** Start Listed records **

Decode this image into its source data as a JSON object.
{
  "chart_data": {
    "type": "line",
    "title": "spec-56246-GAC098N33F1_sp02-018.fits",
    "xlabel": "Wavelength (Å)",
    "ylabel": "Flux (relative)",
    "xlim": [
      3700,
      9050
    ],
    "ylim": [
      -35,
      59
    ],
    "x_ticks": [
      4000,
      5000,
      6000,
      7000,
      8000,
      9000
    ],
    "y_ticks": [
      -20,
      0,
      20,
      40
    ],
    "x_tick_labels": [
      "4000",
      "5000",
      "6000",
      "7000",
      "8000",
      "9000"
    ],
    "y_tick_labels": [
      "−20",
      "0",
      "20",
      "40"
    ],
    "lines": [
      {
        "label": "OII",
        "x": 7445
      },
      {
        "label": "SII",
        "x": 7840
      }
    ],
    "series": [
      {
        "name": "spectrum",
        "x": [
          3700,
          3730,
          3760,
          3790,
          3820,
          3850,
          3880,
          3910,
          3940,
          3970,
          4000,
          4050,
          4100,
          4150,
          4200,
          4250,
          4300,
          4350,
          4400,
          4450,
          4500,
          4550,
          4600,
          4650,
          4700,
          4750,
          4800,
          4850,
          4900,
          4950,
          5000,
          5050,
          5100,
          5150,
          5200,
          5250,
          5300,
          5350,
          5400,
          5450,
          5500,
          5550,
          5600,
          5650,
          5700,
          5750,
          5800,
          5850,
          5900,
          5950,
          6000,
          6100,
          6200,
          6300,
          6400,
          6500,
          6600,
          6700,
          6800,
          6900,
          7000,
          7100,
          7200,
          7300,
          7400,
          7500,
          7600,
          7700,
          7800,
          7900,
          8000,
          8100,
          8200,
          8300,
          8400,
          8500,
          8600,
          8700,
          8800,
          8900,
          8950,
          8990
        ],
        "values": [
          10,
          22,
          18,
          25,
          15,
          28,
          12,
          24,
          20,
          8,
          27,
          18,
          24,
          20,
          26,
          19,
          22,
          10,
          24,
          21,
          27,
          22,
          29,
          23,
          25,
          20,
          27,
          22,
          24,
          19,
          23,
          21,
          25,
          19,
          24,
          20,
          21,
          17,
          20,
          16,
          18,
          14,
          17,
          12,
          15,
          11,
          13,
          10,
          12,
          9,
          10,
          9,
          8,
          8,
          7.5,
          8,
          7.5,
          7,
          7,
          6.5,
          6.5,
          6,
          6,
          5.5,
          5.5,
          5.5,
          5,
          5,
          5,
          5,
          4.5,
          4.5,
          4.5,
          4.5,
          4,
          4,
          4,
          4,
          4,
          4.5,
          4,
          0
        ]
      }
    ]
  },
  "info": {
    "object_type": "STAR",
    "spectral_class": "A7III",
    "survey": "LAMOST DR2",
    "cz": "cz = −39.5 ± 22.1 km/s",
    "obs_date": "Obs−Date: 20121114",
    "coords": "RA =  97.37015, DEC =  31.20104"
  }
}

** End Listed records **

▶ [What needs to be done]: Set every line of the listing down word for word.

▶ [Solution for this task]:
Decode this image into its source data as a JSON object.
{
  "chart_data": {
    "type": "line",
    "title": "spec-56246-GAC098N33F1_sp02-018.fits",
    "xlabel": "Wavelength (Å)",
    "ylabel": "Flux (relative)",
    "xlim": [
      3700,
      9050
    ],
    "ylim": [
      -35,
      59
    ],
    "x_ticks": [
      4000,
      5000,
      6000,
      7000,
      8000,
      9000
    ],
    "y_ticks": [
      -20,
      0,
      20,
      40
    ],
    "x_tick_labels": [
      "4000",
      "5000",
      "6000",
      "7000",
      "8000",
      "9000"
    ],
    "y_tick_labels": [
      "−20",
      "0",
      "20",
      "40"
    ],
    "lines": [
      {
        "label": "OII",
        "x": 7445
      },
      {
        "label": "SII",
        "x": 7840
      }
    ],
    "series": [
      {
        "name": "spectrum",
        "x": [
          3700,
          3730,
          3760,
          3790,
          3820,
          3850,
          3880,
          3910,
          3940,
          3970,
          4000,
          4050,
          4100,
          4150,
          4200,
          4250,
          4300,
          4350,
          4400,
          4450,
          4500,
          4550,
          4600,
          4650,
          4700,
          4750,
          4800,
          4850,
          4900,
          4950,
          5000,
          5050,
          5100,
          5150,
          5200,
          5250,
          5300,
          5350,
          5400,
          5450,
          5500,
          5550,
          5600,
          5650,
          5700,
          5750,
          5800,
          5850,
          5900,
          5950,
          6000,
          6100,
          6200,
          6300,
          6400,
          6500,
          6600,
          6700,
          6800,
          6900,
          7000,
          7100,
          7200,
          7300,
          7400,
          7500,
          7600,
          7700,
          7800,
          7900,
          8000,
          8100,
          8200,
          8300,
          8400,
          8500,
          8600,
          8700,
          8800,
          8900,
          8950,
          8990
        ],
        "values": [
          10,
          22,
          18,
          25,
          15,
          28,
          12,
          24,
          20,
          8,
          27,
          18,
          24,
          20,
          26,
          19,
          22,
          10,
          24,
          21,
          27,
          22,
          29,
          23,
          25,
          20,
          27,
          22,
          24,
          19,
          23,
          21,
          25,
          19,
          24,
          20,
          21,
          17,
          20,
          16,
          18,
          14,
          17,
          12,
          15,
          11,
          13,
          10,
          12,
          9,
          10,
          9,
          8,
          8,
          7.5,
          8,
          7.5,
          7,
          7,
          6.5,
          6.5,
          6,
          6,
          5.5,
          5.5,
          5.5,
          5,
          5,
          5,
          5,
          4.5,
          4.5,
          4.5,
          4.5,
          4,
          4,
          4,
          4,
          4,
          4.5,
          4,
          0
        ]
      }
    ]
  },
  "info": {
    "object_type": "STAR",
    "spectral_class": "A7III",
    "survey": "LAMOST DR2",
    "cz": "cz = −39.5 ± 22.1 km/s",
    "obs_date": "Obs−Date: 20121114",
    "coords": "RA =  97.37015, DEC =  31.20104"
  }
}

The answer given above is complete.